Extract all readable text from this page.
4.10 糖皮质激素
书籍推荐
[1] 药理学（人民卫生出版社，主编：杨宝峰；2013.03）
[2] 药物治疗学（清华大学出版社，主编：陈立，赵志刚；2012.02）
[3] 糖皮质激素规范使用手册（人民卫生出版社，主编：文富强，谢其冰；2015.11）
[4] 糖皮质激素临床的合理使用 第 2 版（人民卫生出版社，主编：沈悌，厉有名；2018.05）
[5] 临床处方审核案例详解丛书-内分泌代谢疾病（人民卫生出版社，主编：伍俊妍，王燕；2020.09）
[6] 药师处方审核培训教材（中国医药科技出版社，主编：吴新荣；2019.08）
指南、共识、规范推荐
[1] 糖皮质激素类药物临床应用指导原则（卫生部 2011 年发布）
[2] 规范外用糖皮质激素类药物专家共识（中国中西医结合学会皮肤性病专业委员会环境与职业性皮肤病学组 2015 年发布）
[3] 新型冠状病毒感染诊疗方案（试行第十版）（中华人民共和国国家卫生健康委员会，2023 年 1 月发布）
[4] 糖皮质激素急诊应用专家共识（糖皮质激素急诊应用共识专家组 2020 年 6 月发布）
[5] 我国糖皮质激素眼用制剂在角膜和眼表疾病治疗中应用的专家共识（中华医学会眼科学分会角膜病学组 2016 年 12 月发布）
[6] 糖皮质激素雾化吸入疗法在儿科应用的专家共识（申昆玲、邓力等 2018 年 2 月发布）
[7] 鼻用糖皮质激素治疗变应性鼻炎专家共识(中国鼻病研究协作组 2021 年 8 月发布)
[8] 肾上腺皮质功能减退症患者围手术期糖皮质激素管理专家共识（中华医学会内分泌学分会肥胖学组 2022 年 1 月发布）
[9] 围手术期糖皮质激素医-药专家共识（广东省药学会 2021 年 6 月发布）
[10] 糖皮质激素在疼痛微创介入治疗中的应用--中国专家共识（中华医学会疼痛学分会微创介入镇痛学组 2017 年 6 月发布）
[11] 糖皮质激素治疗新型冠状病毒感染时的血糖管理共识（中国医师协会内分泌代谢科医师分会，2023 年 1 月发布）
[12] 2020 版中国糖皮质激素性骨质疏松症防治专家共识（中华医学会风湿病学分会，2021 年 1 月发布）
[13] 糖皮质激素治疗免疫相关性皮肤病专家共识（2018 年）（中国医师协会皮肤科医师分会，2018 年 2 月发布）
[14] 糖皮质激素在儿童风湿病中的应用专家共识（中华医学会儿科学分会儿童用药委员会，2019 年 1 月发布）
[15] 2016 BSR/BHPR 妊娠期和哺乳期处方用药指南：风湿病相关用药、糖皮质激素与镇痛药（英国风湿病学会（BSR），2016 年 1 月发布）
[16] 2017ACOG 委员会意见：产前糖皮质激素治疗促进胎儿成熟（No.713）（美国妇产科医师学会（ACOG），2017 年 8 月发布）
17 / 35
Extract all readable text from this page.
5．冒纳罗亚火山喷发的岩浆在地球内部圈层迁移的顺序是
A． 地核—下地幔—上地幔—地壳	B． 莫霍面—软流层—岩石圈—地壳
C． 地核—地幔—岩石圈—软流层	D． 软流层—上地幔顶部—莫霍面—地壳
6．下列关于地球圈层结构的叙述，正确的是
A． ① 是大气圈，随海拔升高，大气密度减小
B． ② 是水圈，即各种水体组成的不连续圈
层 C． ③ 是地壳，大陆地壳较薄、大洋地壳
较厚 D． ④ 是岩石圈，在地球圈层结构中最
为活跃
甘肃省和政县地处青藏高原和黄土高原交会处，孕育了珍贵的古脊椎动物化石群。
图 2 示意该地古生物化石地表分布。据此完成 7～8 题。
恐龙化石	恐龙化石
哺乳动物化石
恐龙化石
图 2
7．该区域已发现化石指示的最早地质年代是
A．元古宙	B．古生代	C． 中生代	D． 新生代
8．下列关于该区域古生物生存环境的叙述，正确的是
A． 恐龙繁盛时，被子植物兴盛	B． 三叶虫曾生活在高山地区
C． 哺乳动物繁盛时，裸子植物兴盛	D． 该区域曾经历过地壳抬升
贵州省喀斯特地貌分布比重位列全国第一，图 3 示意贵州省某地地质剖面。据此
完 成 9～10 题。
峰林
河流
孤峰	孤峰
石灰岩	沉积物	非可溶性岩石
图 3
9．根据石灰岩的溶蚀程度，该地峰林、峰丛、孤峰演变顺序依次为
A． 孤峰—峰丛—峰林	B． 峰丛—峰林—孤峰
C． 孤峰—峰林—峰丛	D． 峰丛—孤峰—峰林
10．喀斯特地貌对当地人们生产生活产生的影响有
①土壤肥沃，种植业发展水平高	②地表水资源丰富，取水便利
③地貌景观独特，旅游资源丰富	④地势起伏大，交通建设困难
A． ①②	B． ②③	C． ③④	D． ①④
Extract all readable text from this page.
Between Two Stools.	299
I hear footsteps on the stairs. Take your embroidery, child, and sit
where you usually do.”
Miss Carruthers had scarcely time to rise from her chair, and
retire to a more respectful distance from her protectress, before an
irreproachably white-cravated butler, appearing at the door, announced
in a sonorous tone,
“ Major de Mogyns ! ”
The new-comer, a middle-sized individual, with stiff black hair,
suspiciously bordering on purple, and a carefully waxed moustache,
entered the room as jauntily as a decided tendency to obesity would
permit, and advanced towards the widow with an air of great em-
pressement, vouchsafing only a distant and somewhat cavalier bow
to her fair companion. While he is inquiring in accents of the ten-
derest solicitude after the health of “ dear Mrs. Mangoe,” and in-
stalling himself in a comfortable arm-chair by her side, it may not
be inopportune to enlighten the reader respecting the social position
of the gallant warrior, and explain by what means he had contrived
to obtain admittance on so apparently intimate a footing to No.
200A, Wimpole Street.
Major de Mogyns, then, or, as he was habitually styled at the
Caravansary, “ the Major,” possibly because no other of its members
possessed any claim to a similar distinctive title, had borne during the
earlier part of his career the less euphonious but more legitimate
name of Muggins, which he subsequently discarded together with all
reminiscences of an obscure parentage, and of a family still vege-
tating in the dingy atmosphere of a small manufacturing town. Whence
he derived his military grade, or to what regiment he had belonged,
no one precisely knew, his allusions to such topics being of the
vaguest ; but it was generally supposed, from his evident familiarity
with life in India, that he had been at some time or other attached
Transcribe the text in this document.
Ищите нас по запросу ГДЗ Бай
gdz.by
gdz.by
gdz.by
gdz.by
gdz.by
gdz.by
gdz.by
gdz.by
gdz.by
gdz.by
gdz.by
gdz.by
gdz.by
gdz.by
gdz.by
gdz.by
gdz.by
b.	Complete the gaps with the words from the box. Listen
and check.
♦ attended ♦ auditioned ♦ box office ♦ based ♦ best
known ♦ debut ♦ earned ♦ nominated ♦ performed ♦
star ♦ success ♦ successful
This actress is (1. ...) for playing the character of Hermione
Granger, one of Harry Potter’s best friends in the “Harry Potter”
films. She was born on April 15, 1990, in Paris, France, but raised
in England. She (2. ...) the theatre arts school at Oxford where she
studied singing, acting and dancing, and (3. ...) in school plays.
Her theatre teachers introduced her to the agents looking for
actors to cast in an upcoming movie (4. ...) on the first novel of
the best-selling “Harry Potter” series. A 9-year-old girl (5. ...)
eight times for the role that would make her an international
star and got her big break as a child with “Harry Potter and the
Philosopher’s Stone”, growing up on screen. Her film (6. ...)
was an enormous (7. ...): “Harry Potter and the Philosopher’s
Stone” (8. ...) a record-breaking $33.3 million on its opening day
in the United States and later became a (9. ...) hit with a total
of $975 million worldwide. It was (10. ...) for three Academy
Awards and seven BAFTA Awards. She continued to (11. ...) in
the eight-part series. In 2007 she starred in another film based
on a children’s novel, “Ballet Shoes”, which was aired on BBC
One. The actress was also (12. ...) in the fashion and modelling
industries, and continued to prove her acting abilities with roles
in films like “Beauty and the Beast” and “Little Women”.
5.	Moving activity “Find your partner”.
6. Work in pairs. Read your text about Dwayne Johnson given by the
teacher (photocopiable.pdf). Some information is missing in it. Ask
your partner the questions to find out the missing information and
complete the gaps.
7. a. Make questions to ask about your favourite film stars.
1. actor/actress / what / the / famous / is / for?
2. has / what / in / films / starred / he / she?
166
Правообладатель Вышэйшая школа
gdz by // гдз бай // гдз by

_ _ _

Determine how many lines of the records above contain the word "Philosopher", and report only that number.

2